YOUR INSTRUCTIONS
Copy the listing below word for word, without the pictures.

INPUT MATERIAL
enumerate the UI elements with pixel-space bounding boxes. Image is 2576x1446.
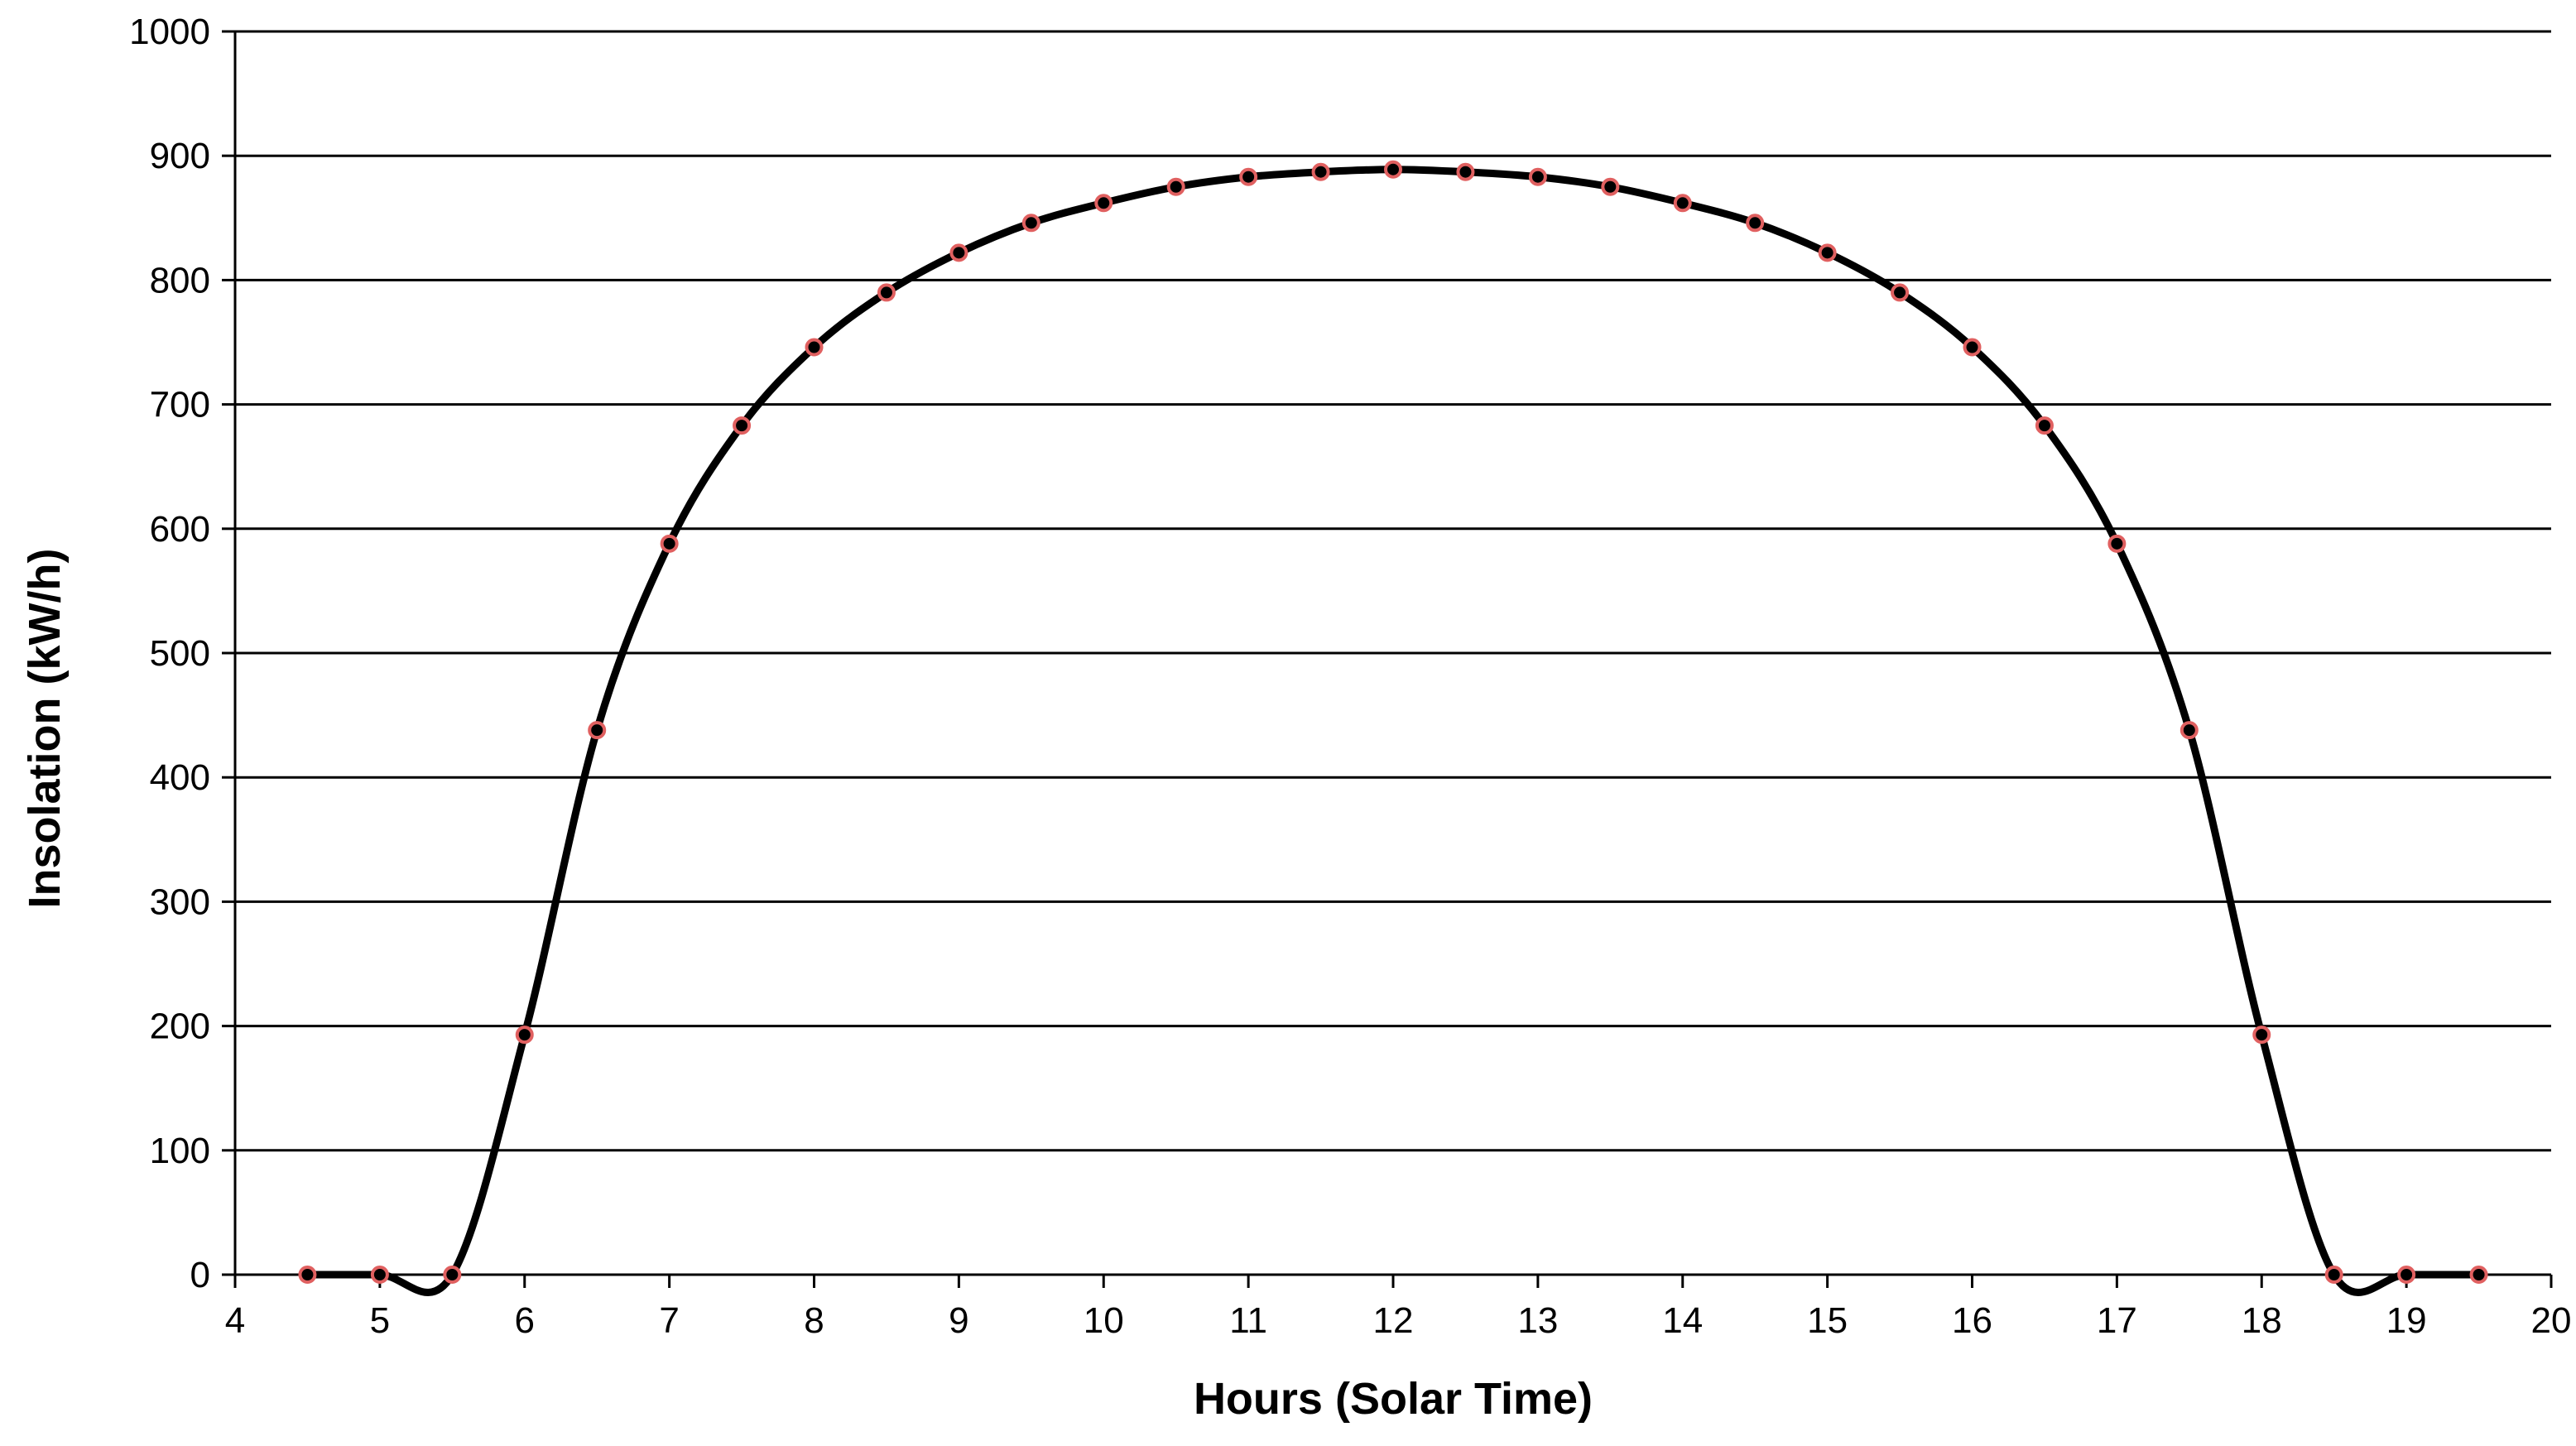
y-tick-label: 1000 (129, 12, 210, 52)
x-tick-label: 5 (370, 1300, 390, 1341)
data-point (1021, 214, 1040, 233)
x-tick-label: 16 (1952, 1300, 1992, 1341)
y-tick-label: 900 (150, 136, 210, 176)
data-point (660, 534, 679, 553)
data-point (588, 721, 607, 740)
series-line-0 (303, 166, 2483, 1296)
data-point (2324, 1266, 2343, 1284)
x-tick-label: 17 (2097, 1300, 2137, 1341)
data-point (1384, 160, 1402, 179)
data-point (1963, 338, 1982, 357)
marker-layer (298, 160, 2488, 1284)
x-tick-label: 10 (1084, 1300, 1124, 1341)
data-point (2180, 721, 2199, 740)
data-point (298, 1266, 317, 1284)
y-tick-label: 500 (150, 633, 210, 674)
data-point (1239, 167, 1258, 186)
data-point (1456, 162, 1475, 181)
y-tick-label: 600 (150, 509, 210, 550)
y-tick-label: 800 (150, 260, 210, 300)
data-point (1673, 194, 1692, 213)
series-layer (303, 166, 2483, 1296)
data-point (1166, 177, 1185, 196)
axes (222, 30, 2553, 1288)
x-tick-labels: 4 5 6 7 8 9 10 11 12 13 14 15 16 17 18 19 20 (225, 1300, 2572, 1341)
data-point (515, 1026, 534, 1045)
y-tick-label: 400 (150, 757, 210, 798)
data-point (733, 416, 752, 435)
y-tick-label: 700 (150, 385, 210, 425)
x-tick-label: 7 (659, 1300, 679, 1341)
data-point (1746, 214, 1765, 233)
x-tick-label: 6 (515, 1300, 535, 1341)
data-point (1891, 283, 1910, 302)
data-point (1601, 177, 1620, 196)
x-axis-title: Hours (Solar Time) (1194, 1374, 1593, 1424)
data-point (1528, 167, 1547, 186)
data-point (370, 1266, 389, 1284)
data-point (443, 1266, 462, 1284)
y-tick-label: 200 (150, 1006, 210, 1047)
data-point (877, 283, 896, 302)
y-tick-labels: 0 100 200 300 400 500 600 700 800 900 1000 (129, 12, 210, 1295)
x-tick-label: 9 (949, 1300, 968, 1341)
data-point (1311, 162, 1330, 181)
data-point (2035, 416, 2054, 435)
x-tick-label: 20 (2531, 1300, 2572, 1341)
data-point (2397, 1266, 2416, 1284)
data-point (805, 338, 824, 357)
data-point (1818, 243, 1837, 262)
y-axis-title: Insolation (kW/h) (20, 549, 70, 909)
y-tick-label: 100 (150, 1131, 210, 1171)
x-tick-label: 15 (1807, 1300, 1848, 1341)
x-tick-label: 18 (2242, 1300, 2282, 1341)
x-tick-label: 12 (1373, 1300, 1414, 1341)
x-tick-label: 8 (804, 1300, 824, 1341)
data-point (2107, 534, 2127, 553)
gridlines (235, 30, 2551, 1152)
y-tick-label: 300 (150, 882, 210, 922)
data-point (2469, 1266, 2488, 1284)
x-tick-label: 19 (2386, 1300, 2427, 1341)
data-point (949, 243, 968, 262)
data-point (2252, 1026, 2271, 1045)
x-tick-label: 14 (1662, 1300, 1703, 1341)
data-point (1094, 194, 1113, 213)
x-tick-label: 4 (225, 1300, 245, 1341)
y-tick-label: 0 (190, 1255, 210, 1295)
x-tick-label: 11 (1229, 1300, 1267, 1341)
x-tick-label: 13 (1517, 1300, 1558, 1341)
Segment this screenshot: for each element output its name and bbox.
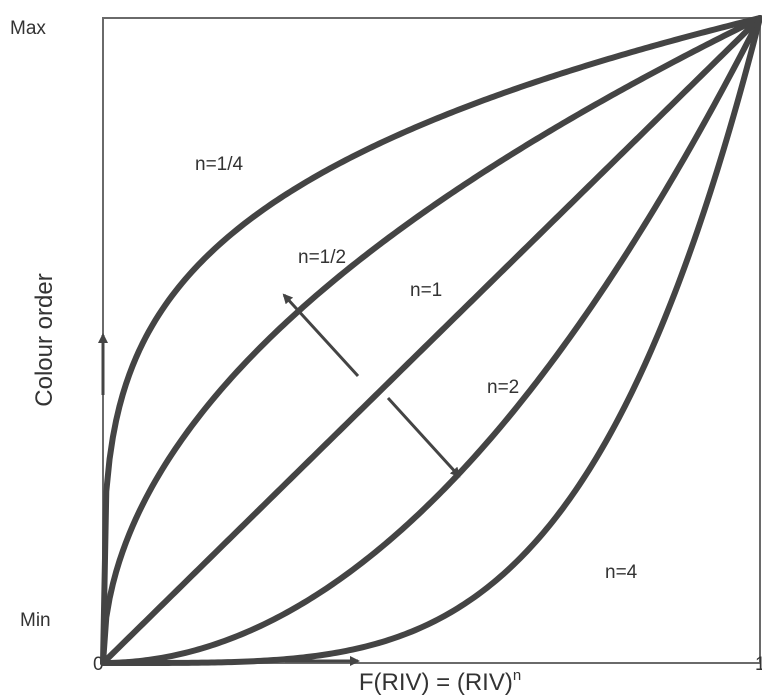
curve-label-n-0-25: n=1/4: [195, 154, 244, 175]
x-axis-title-main: F(RIV) = (RIV): [359, 669, 513, 696]
arrow-toward-smaller-n: [284, 295, 358, 376]
curve-label-n-1: n=1: [410, 280, 442, 301]
y-tick-min: Min: [20, 610, 51, 631]
curve-label-n-2: n=2: [487, 377, 519, 398]
curve-group: [103, 18, 760, 663]
arrow-toward-larger-n: [388, 398, 459, 476]
x-tick-1: 1: [755, 654, 762, 675]
y-axis-title: Colour order: [31, 273, 58, 406]
curve-n-1: [103, 18, 760, 663]
x-axis-title-superscript: n: [513, 667, 521, 684]
curve-label-n-0-5: n=1/2: [298, 247, 346, 268]
curve-label-n-4: n=4: [605, 562, 638, 583]
y-tick-max: Max: [10, 18, 46, 39]
x-axis-title: F(RIV) = (RIV)n: [359, 667, 521, 696]
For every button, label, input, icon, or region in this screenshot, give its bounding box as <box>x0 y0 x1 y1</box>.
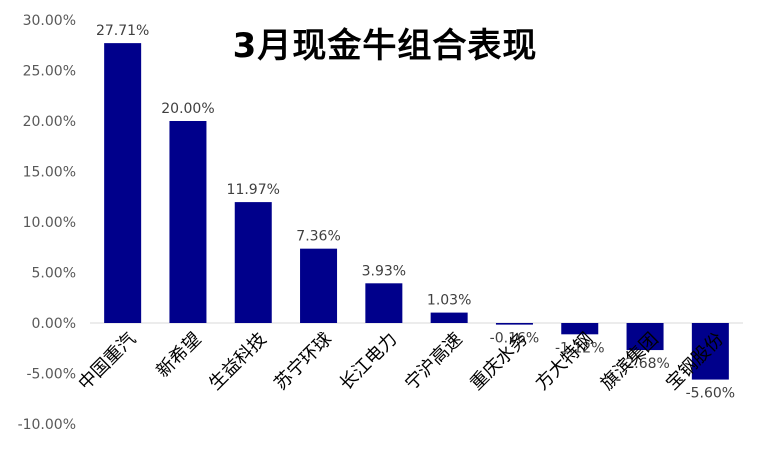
data-label: 1.03% <box>427 293 471 309</box>
bar <box>169 121 207 323</box>
x-tick-label: 中国重汽 <box>74 329 140 395</box>
y-tick-label: -5.00% <box>26 367 76 383</box>
data-label: 20.00% <box>161 101 214 117</box>
data-label: 27.71% <box>96 23 149 39</box>
bar <box>561 323 599 335</box>
data-label: 7.36% <box>296 229 340 245</box>
data-label: -2.68% <box>620 356 670 372</box>
bar <box>691 323 729 380</box>
x-tick-label: 生益科技 <box>205 329 271 395</box>
bar <box>365 283 403 323</box>
bar <box>626 323 664 351</box>
x-tick-label: 宁沪高速 <box>401 329 467 395</box>
x-tick-label: 方大特钢 <box>532 329 598 395</box>
y-tick-label: 5.00% <box>32 266 76 282</box>
x-tick-label: 长江电力 <box>336 329 402 395</box>
y-tick-label: -10.00% <box>18 417 76 433</box>
y-tick-label: 15.00% <box>23 165 76 181</box>
bar <box>300 248 338 323</box>
bar <box>234 202 272 323</box>
data-label: 3.93% <box>362 263 406 279</box>
chart-title: 3月现金牛组合表现 <box>232 26 538 66</box>
data-label: -1.12% <box>555 340 605 356</box>
bar <box>430 312 468 323</box>
y-tick-label: 25.00% <box>23 64 76 80</box>
data-label: 11.97% <box>227 182 280 198</box>
y-tick-label: 10.00% <box>23 215 76 231</box>
data-label: -0.16% <box>490 331 540 347</box>
y-tick-label: 30.00% <box>23 13 76 29</box>
data-label: -5.60% <box>686 386 736 402</box>
x-tick-label: 苏宁环球 <box>270 329 336 395</box>
bar <box>495 323 533 325</box>
x-tick-label: 新希望 <box>152 329 205 382</box>
y-tick-label: 20.00% <box>23 114 76 130</box>
y-tick-label: 0.00% <box>32 316 76 332</box>
bar <box>104 43 142 324</box>
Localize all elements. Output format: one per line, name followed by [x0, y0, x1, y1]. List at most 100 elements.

EXERCISE SOLUTION
enumerate the UI elements with pixel-space bounding boxes. Image is 2576x1446.
y-tick-label: 1000 (129, 12, 210, 52)
x-tick-label: 5 (370, 1300, 390, 1341)
data-point (1021, 214, 1040, 233)
x-tick-label: 16 (1952, 1300, 1992, 1341)
y-tick-label: 900 (150, 136, 210, 176)
data-point (660, 534, 679, 553)
data-point (588, 721, 607, 740)
series-line-0 (303, 166, 2483, 1296)
data-point (2324, 1266, 2343, 1284)
x-tick-label: 17 (2097, 1300, 2137, 1341)
data-point (1384, 160, 1402, 179)
data-point (1963, 338, 1982, 357)
marker-layer (298, 160, 2488, 1284)
x-tick-label: 10 (1084, 1300, 1124, 1341)
data-point (2180, 721, 2199, 740)
data-point (298, 1266, 317, 1284)
y-tick-label: 500 (150, 633, 210, 674)
data-point (1239, 167, 1258, 186)
data-point (1456, 162, 1475, 181)
y-tick-label: 600 (150, 509, 210, 550)
y-tick-label: 800 (150, 260, 210, 300)
data-point (1673, 194, 1692, 213)
series-layer (303, 166, 2483, 1296)
data-point (1166, 177, 1185, 196)
axes (222, 30, 2553, 1288)
x-tick-labels: 4 5 6 7 8 9 10 11 12 13 14 15 16 17 18 19 20 (225, 1300, 2572, 1341)
data-point (515, 1026, 534, 1045)
y-tick-label: 400 (150, 757, 210, 798)
data-point (733, 416, 752, 435)
y-tick-label: 700 (150, 385, 210, 425)
x-tick-label: 7 (659, 1300, 679, 1341)
data-point (1746, 214, 1765, 233)
x-tick-label: 6 (515, 1300, 535, 1341)
data-point (1891, 283, 1910, 302)
data-point (1601, 177, 1620, 196)
x-axis-title: Hours (Solar Time) (1194, 1374, 1593, 1424)
data-point (1528, 167, 1547, 186)
data-point (370, 1266, 389, 1284)
data-point (443, 1266, 462, 1284)
y-tick-label: 200 (150, 1006, 210, 1047)
data-point (877, 283, 896, 302)
y-tick-labels: 0 100 200 300 400 500 600 700 800 900 1000 (129, 12, 210, 1295)
x-tick-label: 9 (949, 1300, 968, 1341)
data-point (1311, 162, 1330, 181)
data-point (2035, 416, 2054, 435)
x-tick-label: 20 (2531, 1300, 2572, 1341)
data-point (2397, 1266, 2416, 1284)
data-point (805, 338, 824, 357)
data-point (1818, 243, 1837, 262)
y-axis-title: Insolation (kW/h) (20, 549, 70, 909)
y-tick-label: 100 (150, 1131, 210, 1171)
x-tick-label: 15 (1807, 1300, 1848, 1341)
x-tick-label: 18 (2242, 1300, 2282, 1341)
x-tick-label: 12 (1373, 1300, 1414, 1341)
x-tick-label: 8 (804, 1300, 824, 1341)
data-point (2107, 534, 2127, 553)
gridlines (235, 30, 2551, 1152)
y-tick-label: 300 (150, 882, 210, 922)
data-point (2469, 1266, 2488, 1284)
x-tick-label: 19 (2386, 1300, 2427, 1341)
data-point (949, 243, 968, 262)
data-point (2252, 1026, 2271, 1045)
x-tick-label: 14 (1662, 1300, 1703, 1341)
data-point (1094, 194, 1113, 213)
x-tick-label: 4 (225, 1300, 245, 1341)
y-tick-label: 0 (190, 1255, 210, 1295)
x-tick-label: 11 (1229, 1300, 1267, 1341)
x-tick-label: 13 (1517, 1300, 1558, 1341)
Segment this screenshot: for each element output its name and bbox.
curve-label-n-0-25: n=1/4: [195, 154, 244, 175]
x-axis-title-main: F(RIV) = (RIV): [359, 669, 513, 696]
arrow-toward-smaller-n: [284, 295, 358, 376]
curve-label-n-1: n=1: [410, 280, 442, 301]
y-tick-min: Min: [20, 610, 51, 631]
curve-label-n-2: n=2: [487, 377, 519, 398]
curve-group: [103, 18, 760, 663]
arrow-toward-larger-n: [388, 398, 459, 476]
x-tick-1: 1: [755, 654, 762, 675]
y-axis-title: Colour order: [31, 273, 58, 406]
curve-n-1: [103, 18, 760, 663]
x-axis-title-superscript: n: [513, 667, 521, 684]
curve-label-n-0-5: n=1/2: [298, 247, 346, 268]
curve-label-n-4: n=4: [605, 562, 638, 583]
y-tick-max: Max: [10, 18, 46, 39]
x-axis-title: F(RIV) = (RIV)n: [359, 667, 521, 696]
For every button, label, input, icon, or region in this screenshot, give its bounding box as <box>x0 y0 x1 y1</box>.
data-label: 1.03% <box>427 293 471 309</box>
bar <box>169 121 207 323</box>
x-tick-label: 中国重汽 <box>74 329 140 395</box>
y-tick-label: -5.00% <box>26 367 76 383</box>
data-label: 20.00% <box>161 101 214 117</box>
data-label: 27.71% <box>96 23 149 39</box>
bar <box>561 323 599 335</box>
data-label: 7.36% <box>296 229 340 245</box>
data-label: -2.68% <box>620 356 670 372</box>
bar <box>691 323 729 380</box>
x-tick-label: 生益科技 <box>205 329 271 395</box>
bar <box>365 283 403 323</box>
bar <box>626 323 664 351</box>
x-tick-label: 宁沪高速 <box>401 329 467 395</box>
x-tick-label: 方大特钢 <box>532 329 598 395</box>
y-tick-label: 5.00% <box>32 266 76 282</box>
x-tick-label: 长江电力 <box>336 329 402 395</box>
y-tick-label: -10.00% <box>18 417 76 433</box>
y-tick-label: 15.00% <box>23 165 76 181</box>
bar <box>300 248 338 323</box>
bar <box>234 202 272 323</box>
data-label: 3.93% <box>362 263 406 279</box>
chart-title: 3月现金牛组合表现 <box>232 26 538 66</box>
data-label: -1.12% <box>555 340 605 356</box>
bar <box>430 312 468 323</box>
y-tick-label: 25.00% <box>23 64 76 80</box>
data-label: 11.97% <box>227 182 280 198</box>
y-tick-label: 10.00% <box>23 215 76 231</box>
data-label: -0.16% <box>490 331 540 347</box>
y-tick-label: 30.00% <box>23 13 76 29</box>
data-label: -5.60% <box>686 386 736 402</box>
x-tick-label: 苏宁环球 <box>270 329 336 395</box>
bar <box>495 323 533 325</box>
x-tick-label: 新希望 <box>152 329 205 382</box>
y-tick-label: 20.00% <box>23 114 76 130</box>
y-tick-label: 0.00% <box>32 316 76 332</box>
bar <box>104 43 142 324</box>
Localize all elements. Output format: one per line, name followed by [x0, y0, x1, y1]. List at most 100 elements.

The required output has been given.